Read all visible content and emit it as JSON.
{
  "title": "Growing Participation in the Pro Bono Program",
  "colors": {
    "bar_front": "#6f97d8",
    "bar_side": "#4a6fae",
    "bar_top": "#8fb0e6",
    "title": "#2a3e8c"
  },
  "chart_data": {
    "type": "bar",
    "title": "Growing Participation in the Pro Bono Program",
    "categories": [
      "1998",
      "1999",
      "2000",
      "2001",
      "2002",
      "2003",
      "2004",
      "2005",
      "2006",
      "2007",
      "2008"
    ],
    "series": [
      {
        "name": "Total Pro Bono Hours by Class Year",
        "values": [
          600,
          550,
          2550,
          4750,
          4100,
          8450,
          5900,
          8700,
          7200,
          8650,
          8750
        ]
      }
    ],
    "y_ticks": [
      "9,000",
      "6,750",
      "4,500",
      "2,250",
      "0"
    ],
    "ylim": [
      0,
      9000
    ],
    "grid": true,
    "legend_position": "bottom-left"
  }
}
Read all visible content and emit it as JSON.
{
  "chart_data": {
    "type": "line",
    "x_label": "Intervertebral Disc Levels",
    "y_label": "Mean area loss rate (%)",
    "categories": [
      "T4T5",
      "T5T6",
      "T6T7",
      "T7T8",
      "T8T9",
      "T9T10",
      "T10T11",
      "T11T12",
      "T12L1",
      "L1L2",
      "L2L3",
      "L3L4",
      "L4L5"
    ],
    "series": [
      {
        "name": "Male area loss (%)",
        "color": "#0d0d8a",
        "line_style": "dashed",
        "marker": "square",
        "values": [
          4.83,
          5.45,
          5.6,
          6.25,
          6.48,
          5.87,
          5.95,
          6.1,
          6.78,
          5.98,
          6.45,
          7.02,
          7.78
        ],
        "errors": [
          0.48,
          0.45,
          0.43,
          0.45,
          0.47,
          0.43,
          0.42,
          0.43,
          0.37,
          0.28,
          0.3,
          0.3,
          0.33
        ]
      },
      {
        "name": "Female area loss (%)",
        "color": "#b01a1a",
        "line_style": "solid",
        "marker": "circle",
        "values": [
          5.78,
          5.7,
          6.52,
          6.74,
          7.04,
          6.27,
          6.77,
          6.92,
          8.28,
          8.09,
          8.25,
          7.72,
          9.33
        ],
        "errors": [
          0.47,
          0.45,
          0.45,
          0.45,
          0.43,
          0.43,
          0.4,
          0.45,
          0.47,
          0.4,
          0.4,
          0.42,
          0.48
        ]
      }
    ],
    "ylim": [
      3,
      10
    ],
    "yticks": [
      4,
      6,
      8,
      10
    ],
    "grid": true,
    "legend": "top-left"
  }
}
——————
- TASK TO COMPLETE: Extract the complete data, matching each line exactly.

- SOLUTION FOR THIS PROBLEM:
Read all visible content and emit it as JSON.
{
  "title": "Growing Participation in the Pro Bono Program",
  "colors": {
    "bar_front": "#6f97d8",
    "bar_side": "#4a6fae",
    "bar_top": "#8fb0e6",
    "title": "#2a3e8c"
  },
  "chart_data": {
    "type": "bar",
    "title": "Growing Participation in the Pro Bono Program",
    "categories": [
      "1998",
      "1999",
      "2000",
      "2001",
      "2002",
      "2003",
      "2004",
      "2005",
      "2006",
      "2007",
      "2008"
    ],
    "series": [
      {
        "name": "Total Pro Bono Hours by Class Year",
        "values": [
          600,
          550,
          2550,
          4750,
          4100,
          8450,
          5900,
          8700,
          7200,
          8650,
          8750
        ]
      }
    ],
    "y_ticks": [
      "9,000",
      "6,750",
      "4,500",
      "2,250",
      "0"
    ],
    "ylim": [
      0,
      9000
    ],
    "grid": true,
    "legend_position": "bottom-left"
  }
}
Read all visible content and emit it as JSON.
{
  "chart_data": {
    "type": "line",
    "x_label": "Intervertebral Disc Levels",
    "y_label": "Mean area loss rate (%)",
    "categories": [
      "T4T5",
      "T5T6",
      "T6T7",
      "T7T8",
      "T8T9",
      "T9T10",
      "T10T11",
      "T11T12",
      "T12L1",
      "L1L2",
      "L2L3",
      "L3L4",
      "L4L5"
    ],
    "series": [
      {
        "name": "Male area loss (%)",
        "color": "#0d0d8a",
        "line_style": "dashed",
        "marker": "square",
        "values": [
          4.83,
          5.45,
          5.6,
          6.25,
          6.48,
          5.87,
          5.95,
          6.1,
          6.78,
          5.98,
          6.45,
          7.02,
          7.78
        ],
        "errors": [
          0.48,
          0.45,
          0.43,
          0.45,
          0.47,
          0.43,
          0.42,
          0.43,
          0.37,
          0.28,
          0.3,
          0.3,
          0.33
        ]
      },
      {
        "name": "Female area loss (%)",
        "color": "#b01a1a",
        "line_style": "solid",
        "marker": "circle",
        "values": [
          5.78,
          5.7,
          6.52,
          6.74,
          7.04,
          6.27,
          6.77,
          6.92,
          8.28,
          8.09,
          8.25,
          7.72,
          9.33
        ],
        "errors": [
          0.47,
          0.45,
          0.45,
          0.45,
          0.43,
          0.43,
          0.4,
          0.45,
          0.47,
          0.4,
          0.4,
          0.42,
          0.48
        ]
      }
    ],
    "ylim": [
      3,
      10
    ],
    "yticks": [
      4,
      6,
      8,
      10
    ],
    "grid": true,
    "legend": "top-left"
  }
}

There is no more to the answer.